**EXERCISE GOAL**
From the listing below, copy every line with the word "Notional".

**INFORMATION SHOWN**
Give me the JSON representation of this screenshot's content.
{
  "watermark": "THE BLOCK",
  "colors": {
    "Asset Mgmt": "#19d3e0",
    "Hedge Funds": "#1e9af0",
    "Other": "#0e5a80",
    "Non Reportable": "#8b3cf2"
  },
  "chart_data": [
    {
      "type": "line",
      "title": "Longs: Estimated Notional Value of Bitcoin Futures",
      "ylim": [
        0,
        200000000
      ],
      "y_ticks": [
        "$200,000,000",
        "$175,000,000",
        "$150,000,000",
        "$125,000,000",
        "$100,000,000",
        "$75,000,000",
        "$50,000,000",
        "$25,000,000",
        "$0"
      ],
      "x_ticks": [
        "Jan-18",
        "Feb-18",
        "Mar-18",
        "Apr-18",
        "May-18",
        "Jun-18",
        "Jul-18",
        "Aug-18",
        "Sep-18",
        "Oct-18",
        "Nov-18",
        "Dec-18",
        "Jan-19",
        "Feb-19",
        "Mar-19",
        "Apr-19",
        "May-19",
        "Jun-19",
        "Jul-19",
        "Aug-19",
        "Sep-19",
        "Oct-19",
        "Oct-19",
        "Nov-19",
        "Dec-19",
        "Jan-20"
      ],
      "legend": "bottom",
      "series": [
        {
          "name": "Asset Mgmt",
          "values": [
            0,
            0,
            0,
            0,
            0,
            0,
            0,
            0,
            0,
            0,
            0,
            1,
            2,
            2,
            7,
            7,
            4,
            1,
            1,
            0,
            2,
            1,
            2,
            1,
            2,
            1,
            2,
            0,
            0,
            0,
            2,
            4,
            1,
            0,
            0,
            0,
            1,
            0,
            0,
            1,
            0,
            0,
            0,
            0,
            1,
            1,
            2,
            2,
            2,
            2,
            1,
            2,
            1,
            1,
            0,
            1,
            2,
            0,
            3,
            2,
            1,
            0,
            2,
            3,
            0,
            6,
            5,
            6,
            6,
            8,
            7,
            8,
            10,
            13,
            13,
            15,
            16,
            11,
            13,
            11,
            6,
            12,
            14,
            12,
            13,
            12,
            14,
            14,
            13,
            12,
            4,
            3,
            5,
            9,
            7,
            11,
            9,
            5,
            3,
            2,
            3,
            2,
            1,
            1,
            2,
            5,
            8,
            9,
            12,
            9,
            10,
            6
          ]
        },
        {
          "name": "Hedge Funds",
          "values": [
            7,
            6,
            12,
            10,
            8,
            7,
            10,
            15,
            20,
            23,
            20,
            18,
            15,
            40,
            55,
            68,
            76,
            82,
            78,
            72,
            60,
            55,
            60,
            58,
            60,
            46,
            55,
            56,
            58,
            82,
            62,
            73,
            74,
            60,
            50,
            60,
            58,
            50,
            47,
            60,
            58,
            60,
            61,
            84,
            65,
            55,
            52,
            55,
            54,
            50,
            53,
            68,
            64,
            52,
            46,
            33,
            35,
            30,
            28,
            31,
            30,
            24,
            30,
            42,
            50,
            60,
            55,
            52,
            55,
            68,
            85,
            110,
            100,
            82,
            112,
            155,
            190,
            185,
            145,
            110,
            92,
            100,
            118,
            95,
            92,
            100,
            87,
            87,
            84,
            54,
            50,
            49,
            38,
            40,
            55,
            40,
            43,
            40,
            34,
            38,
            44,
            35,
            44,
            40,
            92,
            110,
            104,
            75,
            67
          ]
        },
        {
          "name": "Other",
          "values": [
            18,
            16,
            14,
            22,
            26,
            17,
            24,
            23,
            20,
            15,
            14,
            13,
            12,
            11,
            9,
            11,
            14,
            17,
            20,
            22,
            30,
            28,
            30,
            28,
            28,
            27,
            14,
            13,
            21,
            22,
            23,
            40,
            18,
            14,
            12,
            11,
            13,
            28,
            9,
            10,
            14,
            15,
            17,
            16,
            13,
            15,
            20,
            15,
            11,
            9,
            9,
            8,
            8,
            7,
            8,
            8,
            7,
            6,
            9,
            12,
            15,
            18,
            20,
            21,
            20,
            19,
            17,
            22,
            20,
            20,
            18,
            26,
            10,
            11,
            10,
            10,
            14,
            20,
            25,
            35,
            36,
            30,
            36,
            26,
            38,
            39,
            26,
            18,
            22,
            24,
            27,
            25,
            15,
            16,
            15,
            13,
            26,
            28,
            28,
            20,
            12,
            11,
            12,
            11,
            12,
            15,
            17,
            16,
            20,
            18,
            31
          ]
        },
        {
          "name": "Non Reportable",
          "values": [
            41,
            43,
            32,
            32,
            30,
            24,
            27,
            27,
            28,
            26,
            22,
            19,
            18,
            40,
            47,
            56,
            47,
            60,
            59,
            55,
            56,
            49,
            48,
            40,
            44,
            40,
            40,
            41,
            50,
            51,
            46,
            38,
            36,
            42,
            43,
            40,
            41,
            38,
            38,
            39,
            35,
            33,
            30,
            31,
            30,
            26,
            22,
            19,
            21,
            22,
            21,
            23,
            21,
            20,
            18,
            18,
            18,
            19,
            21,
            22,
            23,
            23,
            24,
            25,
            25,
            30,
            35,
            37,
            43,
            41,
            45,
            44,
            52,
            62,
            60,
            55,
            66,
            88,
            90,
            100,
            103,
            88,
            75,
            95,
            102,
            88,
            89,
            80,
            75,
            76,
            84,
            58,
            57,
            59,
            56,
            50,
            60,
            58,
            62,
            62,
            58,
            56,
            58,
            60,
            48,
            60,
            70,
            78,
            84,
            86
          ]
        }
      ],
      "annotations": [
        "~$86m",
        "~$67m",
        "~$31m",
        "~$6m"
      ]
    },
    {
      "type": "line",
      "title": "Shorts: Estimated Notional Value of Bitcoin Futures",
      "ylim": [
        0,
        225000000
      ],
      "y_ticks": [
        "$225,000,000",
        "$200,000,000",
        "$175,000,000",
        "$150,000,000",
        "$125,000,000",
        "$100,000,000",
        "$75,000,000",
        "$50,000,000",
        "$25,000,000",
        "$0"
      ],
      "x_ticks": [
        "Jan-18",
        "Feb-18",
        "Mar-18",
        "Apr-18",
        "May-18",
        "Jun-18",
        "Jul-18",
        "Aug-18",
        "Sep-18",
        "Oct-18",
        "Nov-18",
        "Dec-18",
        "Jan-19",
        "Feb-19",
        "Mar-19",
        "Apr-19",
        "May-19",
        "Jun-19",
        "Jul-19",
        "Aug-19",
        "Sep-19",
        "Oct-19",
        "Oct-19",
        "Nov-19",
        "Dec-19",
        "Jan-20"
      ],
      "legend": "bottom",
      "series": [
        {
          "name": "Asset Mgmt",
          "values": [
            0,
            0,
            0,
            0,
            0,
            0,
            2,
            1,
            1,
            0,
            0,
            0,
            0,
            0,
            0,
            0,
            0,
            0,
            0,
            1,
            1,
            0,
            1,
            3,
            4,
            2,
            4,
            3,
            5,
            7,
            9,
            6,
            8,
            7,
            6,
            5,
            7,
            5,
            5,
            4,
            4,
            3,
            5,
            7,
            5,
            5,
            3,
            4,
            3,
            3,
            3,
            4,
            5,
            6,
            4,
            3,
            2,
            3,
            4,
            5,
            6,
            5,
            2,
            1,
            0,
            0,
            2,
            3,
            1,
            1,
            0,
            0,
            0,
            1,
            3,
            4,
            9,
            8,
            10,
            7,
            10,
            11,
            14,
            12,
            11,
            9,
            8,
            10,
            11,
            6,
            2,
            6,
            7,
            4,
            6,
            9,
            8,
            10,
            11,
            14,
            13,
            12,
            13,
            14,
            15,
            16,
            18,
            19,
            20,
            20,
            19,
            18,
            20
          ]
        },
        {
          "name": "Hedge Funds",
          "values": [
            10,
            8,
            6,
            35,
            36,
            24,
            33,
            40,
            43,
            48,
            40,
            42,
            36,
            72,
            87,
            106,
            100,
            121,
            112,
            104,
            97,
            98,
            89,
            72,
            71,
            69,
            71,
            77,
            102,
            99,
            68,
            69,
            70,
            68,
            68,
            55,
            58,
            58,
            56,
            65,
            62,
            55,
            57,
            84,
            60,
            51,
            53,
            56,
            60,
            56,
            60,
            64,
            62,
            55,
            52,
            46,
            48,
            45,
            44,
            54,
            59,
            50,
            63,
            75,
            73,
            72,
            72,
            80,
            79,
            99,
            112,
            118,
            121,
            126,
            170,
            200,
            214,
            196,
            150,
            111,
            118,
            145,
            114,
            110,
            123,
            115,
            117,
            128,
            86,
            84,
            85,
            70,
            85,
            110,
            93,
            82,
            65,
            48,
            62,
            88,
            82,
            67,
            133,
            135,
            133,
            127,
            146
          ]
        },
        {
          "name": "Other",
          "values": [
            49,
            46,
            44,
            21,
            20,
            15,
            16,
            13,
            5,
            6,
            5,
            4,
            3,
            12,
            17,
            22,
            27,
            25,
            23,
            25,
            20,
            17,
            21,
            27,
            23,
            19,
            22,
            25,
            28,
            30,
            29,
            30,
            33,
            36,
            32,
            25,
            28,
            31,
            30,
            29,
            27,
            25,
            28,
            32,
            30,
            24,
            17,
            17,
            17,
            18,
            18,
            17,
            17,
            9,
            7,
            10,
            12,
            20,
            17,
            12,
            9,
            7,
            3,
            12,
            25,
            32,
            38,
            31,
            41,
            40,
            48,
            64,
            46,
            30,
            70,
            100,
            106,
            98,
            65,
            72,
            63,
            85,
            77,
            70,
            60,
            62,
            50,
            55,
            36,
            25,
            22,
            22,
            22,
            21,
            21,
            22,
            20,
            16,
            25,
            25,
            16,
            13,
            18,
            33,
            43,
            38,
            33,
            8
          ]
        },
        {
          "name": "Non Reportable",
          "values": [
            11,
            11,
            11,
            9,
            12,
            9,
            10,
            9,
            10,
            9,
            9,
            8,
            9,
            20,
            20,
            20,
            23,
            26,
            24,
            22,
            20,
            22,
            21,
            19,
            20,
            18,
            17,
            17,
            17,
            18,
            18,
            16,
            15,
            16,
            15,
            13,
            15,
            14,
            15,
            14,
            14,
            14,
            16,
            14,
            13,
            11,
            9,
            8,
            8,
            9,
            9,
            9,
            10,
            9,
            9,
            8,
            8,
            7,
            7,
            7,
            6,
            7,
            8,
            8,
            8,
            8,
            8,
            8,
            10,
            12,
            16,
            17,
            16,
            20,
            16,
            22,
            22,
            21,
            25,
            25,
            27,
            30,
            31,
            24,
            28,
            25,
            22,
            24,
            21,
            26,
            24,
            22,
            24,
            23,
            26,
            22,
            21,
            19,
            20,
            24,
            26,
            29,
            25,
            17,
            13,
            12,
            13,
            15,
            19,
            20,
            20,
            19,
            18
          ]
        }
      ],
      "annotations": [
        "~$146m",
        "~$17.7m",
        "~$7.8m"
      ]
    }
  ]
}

**ANSWER BELOW**
      "title": "Longs: Estimated Notional Value of Bitcoin Futures",
      "title": "Shorts: Estimated Notional Value of Bitcoin Futures",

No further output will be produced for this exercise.